# [PROBLEM REQUIREMENTS]
Repeat the data below word for word, starting from its first line and ending with the line that contains "ensemble-line-17 (72, 272, 435, 289)", with that line included.
***
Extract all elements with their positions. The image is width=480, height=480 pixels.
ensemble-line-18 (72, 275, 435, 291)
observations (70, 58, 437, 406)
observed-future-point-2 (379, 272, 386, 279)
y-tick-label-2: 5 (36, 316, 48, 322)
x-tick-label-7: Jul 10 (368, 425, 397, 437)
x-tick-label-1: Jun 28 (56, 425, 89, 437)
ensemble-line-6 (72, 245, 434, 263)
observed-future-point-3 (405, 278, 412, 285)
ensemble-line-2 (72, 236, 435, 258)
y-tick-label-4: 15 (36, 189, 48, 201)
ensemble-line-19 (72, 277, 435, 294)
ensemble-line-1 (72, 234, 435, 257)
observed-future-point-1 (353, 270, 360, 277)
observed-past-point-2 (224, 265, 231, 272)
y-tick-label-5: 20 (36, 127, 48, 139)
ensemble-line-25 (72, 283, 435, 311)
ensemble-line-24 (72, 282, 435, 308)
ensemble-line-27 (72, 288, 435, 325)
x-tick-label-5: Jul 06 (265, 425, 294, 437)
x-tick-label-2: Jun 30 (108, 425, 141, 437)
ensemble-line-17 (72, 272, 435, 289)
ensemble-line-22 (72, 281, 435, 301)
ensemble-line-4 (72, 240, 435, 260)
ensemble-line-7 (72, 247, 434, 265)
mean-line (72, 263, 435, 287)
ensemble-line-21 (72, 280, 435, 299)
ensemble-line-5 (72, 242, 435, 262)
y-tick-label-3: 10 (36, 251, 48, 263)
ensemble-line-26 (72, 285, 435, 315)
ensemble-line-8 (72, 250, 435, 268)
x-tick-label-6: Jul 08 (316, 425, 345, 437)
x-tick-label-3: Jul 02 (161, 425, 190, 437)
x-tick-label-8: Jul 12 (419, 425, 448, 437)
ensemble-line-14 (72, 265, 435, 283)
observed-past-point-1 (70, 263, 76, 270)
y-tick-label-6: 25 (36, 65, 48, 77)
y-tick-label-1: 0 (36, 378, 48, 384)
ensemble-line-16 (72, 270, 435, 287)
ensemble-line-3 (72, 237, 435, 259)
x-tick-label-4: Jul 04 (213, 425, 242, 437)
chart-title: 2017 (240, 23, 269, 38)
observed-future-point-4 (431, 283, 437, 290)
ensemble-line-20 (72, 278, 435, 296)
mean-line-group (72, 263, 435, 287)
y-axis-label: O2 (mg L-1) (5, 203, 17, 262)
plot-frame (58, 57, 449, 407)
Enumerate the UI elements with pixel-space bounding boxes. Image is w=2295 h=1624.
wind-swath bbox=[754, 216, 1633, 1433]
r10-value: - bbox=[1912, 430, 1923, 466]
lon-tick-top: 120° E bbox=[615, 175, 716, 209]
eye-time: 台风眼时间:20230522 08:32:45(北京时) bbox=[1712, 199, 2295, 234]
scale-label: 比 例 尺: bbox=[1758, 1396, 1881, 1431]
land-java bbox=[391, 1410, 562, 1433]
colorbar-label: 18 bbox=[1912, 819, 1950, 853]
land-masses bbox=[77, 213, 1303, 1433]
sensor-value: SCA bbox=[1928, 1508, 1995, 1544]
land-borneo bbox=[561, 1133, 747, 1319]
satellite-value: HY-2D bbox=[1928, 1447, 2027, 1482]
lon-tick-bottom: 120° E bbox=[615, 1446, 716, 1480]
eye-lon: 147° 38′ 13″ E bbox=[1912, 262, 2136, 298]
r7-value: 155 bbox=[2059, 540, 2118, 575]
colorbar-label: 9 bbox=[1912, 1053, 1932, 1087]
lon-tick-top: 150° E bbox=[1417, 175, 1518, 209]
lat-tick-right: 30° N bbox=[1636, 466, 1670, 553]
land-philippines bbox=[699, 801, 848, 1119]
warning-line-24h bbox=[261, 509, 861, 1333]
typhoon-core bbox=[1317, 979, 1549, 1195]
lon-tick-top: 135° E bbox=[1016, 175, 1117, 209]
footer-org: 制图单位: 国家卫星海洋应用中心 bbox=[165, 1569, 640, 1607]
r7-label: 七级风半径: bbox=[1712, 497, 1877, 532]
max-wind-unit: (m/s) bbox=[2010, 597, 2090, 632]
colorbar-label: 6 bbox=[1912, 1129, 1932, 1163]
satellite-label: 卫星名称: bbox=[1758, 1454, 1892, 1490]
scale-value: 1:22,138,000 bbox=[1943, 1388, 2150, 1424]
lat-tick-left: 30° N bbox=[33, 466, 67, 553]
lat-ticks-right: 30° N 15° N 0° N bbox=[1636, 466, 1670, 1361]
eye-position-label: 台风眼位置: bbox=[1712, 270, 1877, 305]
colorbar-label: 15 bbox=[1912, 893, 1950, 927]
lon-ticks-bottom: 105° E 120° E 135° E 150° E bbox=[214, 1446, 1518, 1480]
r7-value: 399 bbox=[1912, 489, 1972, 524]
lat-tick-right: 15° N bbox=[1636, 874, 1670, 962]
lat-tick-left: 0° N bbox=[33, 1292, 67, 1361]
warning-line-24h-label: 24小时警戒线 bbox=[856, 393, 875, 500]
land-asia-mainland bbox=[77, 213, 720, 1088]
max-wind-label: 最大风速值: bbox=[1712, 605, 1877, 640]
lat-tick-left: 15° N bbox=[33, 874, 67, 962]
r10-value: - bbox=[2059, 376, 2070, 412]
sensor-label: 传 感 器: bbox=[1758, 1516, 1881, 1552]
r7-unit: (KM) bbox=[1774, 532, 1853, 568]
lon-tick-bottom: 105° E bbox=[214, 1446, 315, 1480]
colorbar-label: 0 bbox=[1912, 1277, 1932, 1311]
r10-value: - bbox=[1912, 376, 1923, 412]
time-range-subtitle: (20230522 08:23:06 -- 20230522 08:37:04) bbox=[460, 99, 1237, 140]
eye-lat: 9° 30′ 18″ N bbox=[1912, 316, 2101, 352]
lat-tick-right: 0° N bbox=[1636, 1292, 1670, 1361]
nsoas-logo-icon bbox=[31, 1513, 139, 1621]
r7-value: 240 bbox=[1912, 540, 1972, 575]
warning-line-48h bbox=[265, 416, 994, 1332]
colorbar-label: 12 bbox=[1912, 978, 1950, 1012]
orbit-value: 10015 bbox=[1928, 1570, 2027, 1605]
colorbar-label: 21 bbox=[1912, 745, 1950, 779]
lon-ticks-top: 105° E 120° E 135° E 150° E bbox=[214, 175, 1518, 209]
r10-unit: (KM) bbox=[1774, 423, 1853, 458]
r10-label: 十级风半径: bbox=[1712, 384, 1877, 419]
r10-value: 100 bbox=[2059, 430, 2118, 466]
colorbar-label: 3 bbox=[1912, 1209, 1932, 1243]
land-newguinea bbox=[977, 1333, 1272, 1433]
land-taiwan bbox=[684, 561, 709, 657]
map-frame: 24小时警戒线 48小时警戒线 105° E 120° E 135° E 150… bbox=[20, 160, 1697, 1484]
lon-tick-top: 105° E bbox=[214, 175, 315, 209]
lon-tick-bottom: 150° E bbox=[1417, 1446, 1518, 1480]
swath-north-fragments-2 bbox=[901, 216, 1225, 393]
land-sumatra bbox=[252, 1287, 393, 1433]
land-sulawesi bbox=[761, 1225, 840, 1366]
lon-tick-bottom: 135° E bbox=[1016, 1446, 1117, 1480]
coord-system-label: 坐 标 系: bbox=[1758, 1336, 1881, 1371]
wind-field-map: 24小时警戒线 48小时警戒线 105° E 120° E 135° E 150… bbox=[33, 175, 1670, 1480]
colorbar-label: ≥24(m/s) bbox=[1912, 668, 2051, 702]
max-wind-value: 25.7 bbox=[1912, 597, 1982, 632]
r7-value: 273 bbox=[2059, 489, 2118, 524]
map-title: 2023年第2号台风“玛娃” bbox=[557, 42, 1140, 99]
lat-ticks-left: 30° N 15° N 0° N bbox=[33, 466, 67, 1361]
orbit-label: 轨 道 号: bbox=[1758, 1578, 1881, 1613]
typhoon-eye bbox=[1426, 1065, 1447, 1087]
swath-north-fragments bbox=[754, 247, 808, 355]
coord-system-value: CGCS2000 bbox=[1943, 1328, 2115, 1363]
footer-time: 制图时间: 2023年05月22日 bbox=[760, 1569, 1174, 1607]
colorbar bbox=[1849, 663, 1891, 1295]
***
# [RESULT OF THIS TASK]
Extract all elements with their positions. The image is width=480, height=480 pixels.
ensemble-line-18 (72, 275, 435, 291)
observations (70, 58, 437, 406)
observed-future-point-2 (379, 272, 386, 279)
y-tick-label-2: 5 (36, 316, 48, 322)
x-tick-label-7: Jul 10 (368, 425, 397, 437)
x-tick-label-1: Jun 28 (56, 425, 89, 437)
ensemble-line-6 (72, 245, 434, 263)
observed-future-point-3 (405, 278, 412, 285)
ensemble-line-2 (72, 236, 435, 258)
y-tick-label-4: 15 (36, 189, 48, 201)
ensemble-line-19 (72, 277, 435, 294)
ensemble-line-1 (72, 234, 435, 257)
observed-future-point-1 (353, 270, 360, 277)
observed-past-point-2 (224, 265, 231, 272)
y-tick-label-5: 20 (36, 127, 48, 139)
ensemble-line-25 (72, 283, 435, 311)
ensemble-line-24 (72, 282, 435, 308)
ensemble-line-27 (72, 288, 435, 325)
x-tick-label-5: Jul 06 (265, 425, 294, 437)
x-tick-label-2: Jun 30 (108, 425, 141, 437)
ensemble-line-17 (72, 272, 435, 289)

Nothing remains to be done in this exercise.